==== Entries shown

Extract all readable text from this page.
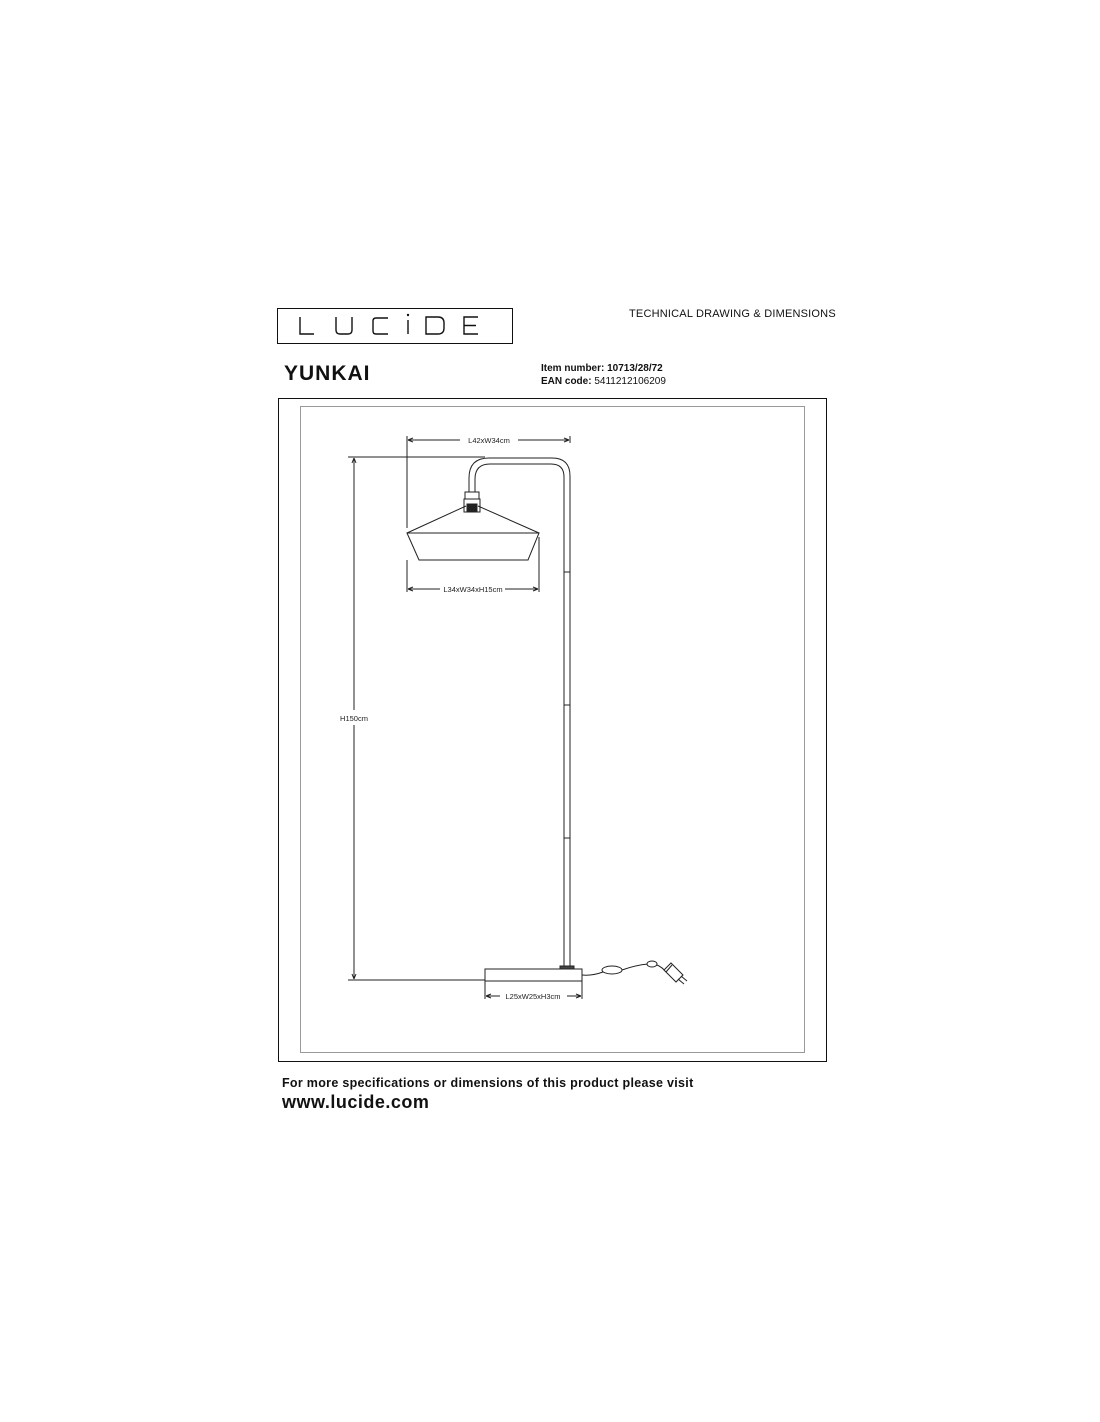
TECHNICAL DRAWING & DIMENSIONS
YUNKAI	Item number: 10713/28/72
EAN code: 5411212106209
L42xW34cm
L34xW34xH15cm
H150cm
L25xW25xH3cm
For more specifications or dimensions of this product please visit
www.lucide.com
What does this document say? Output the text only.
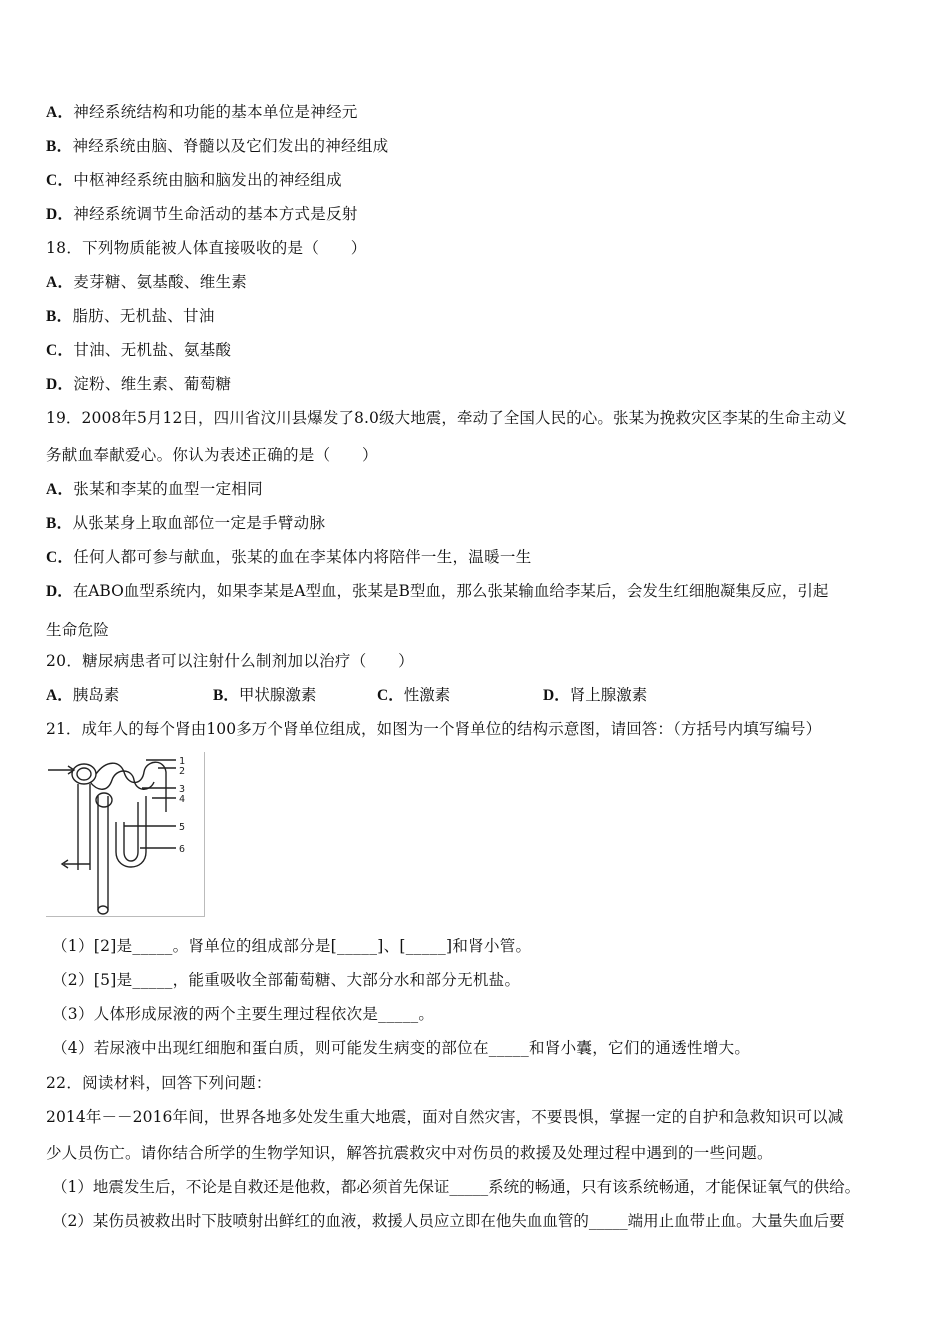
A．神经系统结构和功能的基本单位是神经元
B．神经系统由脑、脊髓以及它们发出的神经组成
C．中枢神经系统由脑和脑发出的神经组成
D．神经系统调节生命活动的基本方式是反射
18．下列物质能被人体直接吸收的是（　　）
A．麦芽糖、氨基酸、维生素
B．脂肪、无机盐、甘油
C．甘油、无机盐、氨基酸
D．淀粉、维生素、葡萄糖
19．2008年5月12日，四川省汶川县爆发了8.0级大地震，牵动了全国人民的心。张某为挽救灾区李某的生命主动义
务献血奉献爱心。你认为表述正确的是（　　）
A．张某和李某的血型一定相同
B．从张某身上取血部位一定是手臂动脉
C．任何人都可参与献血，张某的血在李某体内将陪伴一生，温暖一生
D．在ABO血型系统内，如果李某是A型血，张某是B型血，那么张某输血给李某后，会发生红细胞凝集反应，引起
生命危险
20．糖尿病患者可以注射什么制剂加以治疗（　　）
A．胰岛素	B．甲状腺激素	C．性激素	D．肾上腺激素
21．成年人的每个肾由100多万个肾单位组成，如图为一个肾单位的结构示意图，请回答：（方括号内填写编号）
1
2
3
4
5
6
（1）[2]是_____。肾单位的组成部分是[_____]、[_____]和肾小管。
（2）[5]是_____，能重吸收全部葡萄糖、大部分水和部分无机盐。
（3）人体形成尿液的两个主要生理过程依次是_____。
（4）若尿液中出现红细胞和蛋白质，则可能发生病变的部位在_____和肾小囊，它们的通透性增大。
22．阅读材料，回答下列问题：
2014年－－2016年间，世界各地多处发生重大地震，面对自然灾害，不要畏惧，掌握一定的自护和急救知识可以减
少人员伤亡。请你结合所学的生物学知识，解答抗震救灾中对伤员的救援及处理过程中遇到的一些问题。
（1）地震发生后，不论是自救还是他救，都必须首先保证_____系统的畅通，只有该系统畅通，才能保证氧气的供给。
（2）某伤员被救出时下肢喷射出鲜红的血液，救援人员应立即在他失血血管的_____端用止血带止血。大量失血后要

========

▸ Requirements: In the records above, find each line with the word "this" and copy it.

▸ Written solution:
Extract all readable text from this page.
For more specifications or dimensions of this product please visit
What does this document say? Output the text only.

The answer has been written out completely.